## TAREA ASIGNADA A:
En el texto proporcionado, ¿qué oficio se menciona que podría heredarse?

## TEXTO PROPORCIONADO:
□ □ □ □ □
Me enseñó a andar en bicicleta. Me advirtió que si perdía el equilibrio e iba a caer, soltara la bici y me lanzara hacia un costado, pero siempre metiendo las manos.
Aprendí a subir y a bajar de los vagones del tren en movimiento, me enseñó la forma adecuada de hacerlo. Como gente del ferrocarril llegó el momento en que pensó que podría heredar su oficio de maquinista.
Solamente terminó la primaria. De niño vivió de “arrimado” con varias tías, eran muchos de familia y él una boca más que alimentar. A veces lo veo y parece que miro a un perrito callejero, un vago de primera, un sobreviviente. Se hizo fama de ser muy bueno en las peleas.
Cuando llegué a la adolescencia él comenzó a viajar con más frecuencia fuera del Estado. Había ocasiones que no lo veía por semanas. Cumpleaños, navidades, años nuevos, fiestas, reuniones familiares, él no estaba. Sonaba el silbato del tren entrando a la ciudad y sospechaba que era él quien hacía sonar ese ruido.
Cuando veía los juegos de futbol por televisión recordaba que él me llevó a un estadio de futbol, al de León, y ése ha sido el pasto más verde que he visto en mi vida. Años después la vida me dio la oportunidad de regresarle el viaje a León y vimos a las Chivas coronarse como campeones de Copa. Fue una buena noche.
□ □ □ □ □
## DATOS A PROCESAR:
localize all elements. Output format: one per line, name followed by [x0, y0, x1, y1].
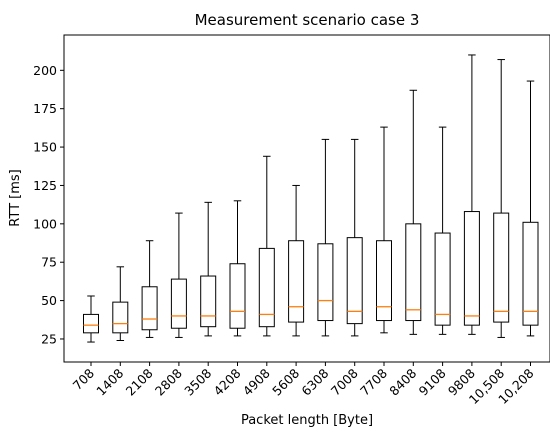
x-tick-label: 1408: [93, 365, 126, 398]
x-tick-label: 5608: [269, 365, 302, 398]
y-tick-label: 50: [41, 293, 57, 308]
box-item: [493, 59, 510, 338]
box-item: [288, 184, 305, 337]
y-tick-label: 150: [33, 140, 57, 155]
box-rect: [141, 286, 158, 331]
box-item: [522, 80, 539, 337]
x-tick-label: 4208: [211, 365, 244, 398]
box-rect: [493, 212, 510, 323]
y-tick-label: 125: [33, 178, 57, 193]
box-item: [141, 240, 158, 338]
box-item: [229, 200, 246, 337]
box-item: [346, 138, 363, 337]
x-tick-label: 2108: [123, 365, 156, 398]
x-axis: 7081408210828083508420849085608630870087…: [70, 362, 537, 407]
y-tick-label: 175: [33, 101, 57, 116]
box-rect: [288, 240, 305, 323]
box-item: [112, 266, 129, 342]
x-tick-label: 6308: [298, 365, 331, 398]
boxes-group: [83, 54, 539, 343]
box-rect: [376, 240, 392, 322]
box-rect: [83, 313, 99, 334]
y-axis-label: RTT [ms]: [8, 169, 23, 226]
chart-title: Measurement scenario case 3: [195, 11, 420, 29]
box-item: [170, 212, 187, 338]
x-tick-label: 8408: [386, 365, 419, 398]
y-tick-label: 25: [41, 331, 57, 346]
y-tick-label: 75: [41, 255, 57, 270]
box-item: [317, 138, 334, 337]
x-tick-label: 4908: [240, 365, 273, 398]
box-item: [463, 54, 480, 335]
plot-area-frame: [63, 34, 550, 363]
box-rect: [170, 278, 187, 329]
box-item: [200, 201, 217, 337]
x-axis-label: Packet length [Byte]: [241, 413, 373, 428]
box-item: [376, 126, 392, 334]
x-tick-label: 7708: [357, 365, 390, 398]
y-axis: 25 50 75 100 125 150 175 200: [33, 63, 64, 346]
box-rect: [258, 247, 275, 328]
box-item: [434, 126, 451, 335]
box-rect: [463, 211, 480, 326]
y-tick-label: 100: [33, 216, 57, 231]
x-tick-label: 9108: [416, 365, 449, 398]
x-tick-label: 3508: [181, 365, 214, 398]
box-rect: [200, 275, 217, 328]
box-item: [83, 295, 99, 343]
box-rect: [229, 263, 246, 329]
box-rect: [112, 301, 129, 334]
y-tick-label: 200: [33, 63, 57, 78]
box-rect: [522, 221, 539, 326]
box-item: [405, 89, 422, 335]
x-tick-label: 7008: [328, 365, 361, 398]
box-rect: [434, 232, 451, 326]
x-tick-label: 2808: [152, 365, 185, 398]
box-item: [258, 155, 275, 337]
box-rect: [346, 237, 363, 325]
box-rect: [405, 223, 422, 322]
box-rect: [317, 243, 334, 322]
□ □ □ □ □
## TAREA ASIGNADA B:
¿Puedes copiar literalmente de las entradas todo desde la línea que contiene "x-tick-label: 1408: [93, 365, 126, 398]" hasta la línea que contiene "box-rect: [83, 313, 99, 334]", ambas incluidas?

## RESPUESTA CORRECTA A:
El oficio de maquinista.

## RESPUESTA CORRECTA B:
x-tick-label: 1408: [93, 365, 126, 398]
x-tick-label: 5608: [269, 365, 302, 398]
y-tick-label: 50: [41, 293, 57, 308]
box-item: [493, 59, 510, 338]
box-item: [288, 184, 305, 337]
y-tick-label: 150: [33, 140, 57, 155]
box-rect: [141, 286, 158, 331]
box-item: [522, 80, 539, 337]
x-tick-label: 4208: [211, 365, 244, 398]
box-rect: [493, 212, 510, 323]
y-tick-label: 125: [33, 178, 57, 193]
box-item: [141, 240, 158, 338]
box-item: [229, 200, 246, 337]
box-item: [346, 138, 363, 337]
x-tick-label: 2108: [123, 365, 156, 398]
x-axis: 7081408210828083508420849085608630870087…: [70, 362, 537, 407]
y-tick-label: 175: [33, 101, 57, 116]
box-rect: [288, 240, 305, 323]
box-item: [112, 266, 129, 342]
x-tick-label: 6308: [298, 365, 331, 398]
boxes-group: [83, 54, 539, 343]
box-rect: [376, 240, 392, 322]
box-rect: [83, 313, 99, 334]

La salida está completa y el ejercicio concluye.